Objective
Repeat the material exactly, leaving nothing out.

Dataset
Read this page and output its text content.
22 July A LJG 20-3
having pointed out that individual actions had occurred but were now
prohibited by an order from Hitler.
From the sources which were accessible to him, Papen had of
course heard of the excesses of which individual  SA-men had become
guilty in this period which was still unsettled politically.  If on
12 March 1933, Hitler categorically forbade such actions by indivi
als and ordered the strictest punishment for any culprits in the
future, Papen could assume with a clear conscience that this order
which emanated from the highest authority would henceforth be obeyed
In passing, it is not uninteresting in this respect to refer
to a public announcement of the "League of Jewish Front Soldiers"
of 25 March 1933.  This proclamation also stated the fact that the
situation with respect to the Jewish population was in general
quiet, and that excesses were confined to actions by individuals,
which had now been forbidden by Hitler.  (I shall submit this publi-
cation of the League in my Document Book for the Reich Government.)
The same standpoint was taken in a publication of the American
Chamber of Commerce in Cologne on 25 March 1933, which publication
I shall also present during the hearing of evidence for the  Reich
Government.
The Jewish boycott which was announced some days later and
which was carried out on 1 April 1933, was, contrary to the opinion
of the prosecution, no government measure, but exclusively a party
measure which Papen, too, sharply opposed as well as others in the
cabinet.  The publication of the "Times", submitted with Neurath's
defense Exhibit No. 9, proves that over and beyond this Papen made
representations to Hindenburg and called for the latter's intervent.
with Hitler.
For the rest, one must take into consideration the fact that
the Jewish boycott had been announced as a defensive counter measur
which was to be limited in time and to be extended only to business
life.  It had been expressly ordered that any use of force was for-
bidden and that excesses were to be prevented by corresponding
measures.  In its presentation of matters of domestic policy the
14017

Answer to this exercise
Read this page and output its text content.
22 July A LJG 20-3
having pointed out that individual actions had occurred but were now
prohibited by an order from Hitler.
From the sources which were accessible to him, Papen had of
course heard of the excesses of which individual  SA-men had become
guilty in this period which was still unsettled politically.  If on
12 March 1933, Hitler categorically forbade such actions by indivi
als and ordered the strictest punishment for any culprits in the
future, Papen could assume with a clear conscience that this order
which emanated from the highest authority would henceforth be obeyed
In passing, it is not uninteresting in this respect to refer
to a public announcement of the "League of Jewish Front Soldiers"
of 25 March 1933.  This proclamation also stated the fact that the
situation with respect to the Jewish population was in general
quiet, and that excesses were confined to actions by individuals,
which had now been forbidden by Hitler.  (I shall submit this publi-
cation of the League in my Document Book for the Reich Government.)
The same standpoint was taken in a publication of the American
Chamber of Commerce in Cologne on 25 March 1933, which publication
I shall also present during the hearing of evidence for the  Reich
Government.
The Jewish boycott which was announced some days later and
which was carried out on 1 April 1933, was, contrary to the opinion
of the prosecution, no government measure, but exclusively a party
measure which Papen, too, sharply opposed as well as others in the
cabinet.  The publication of the "Times", submitted with Neurath's
defense Exhibit No. 9, proves that over and beyond this Papen made
representations to Hindenburg and called for the latter's intervent.
with Hitler.
For the rest, one must take into consideration the fact that
the Jewish boycott had been announced as a defensive counter measur
which was to be limited in time and to be extended only to business
life.  It had been expressly ordered that any use of force was for-
bidden and that excesses were to be prevented by corresponding
measures.  In its presentation of matters of domestic policy the
14017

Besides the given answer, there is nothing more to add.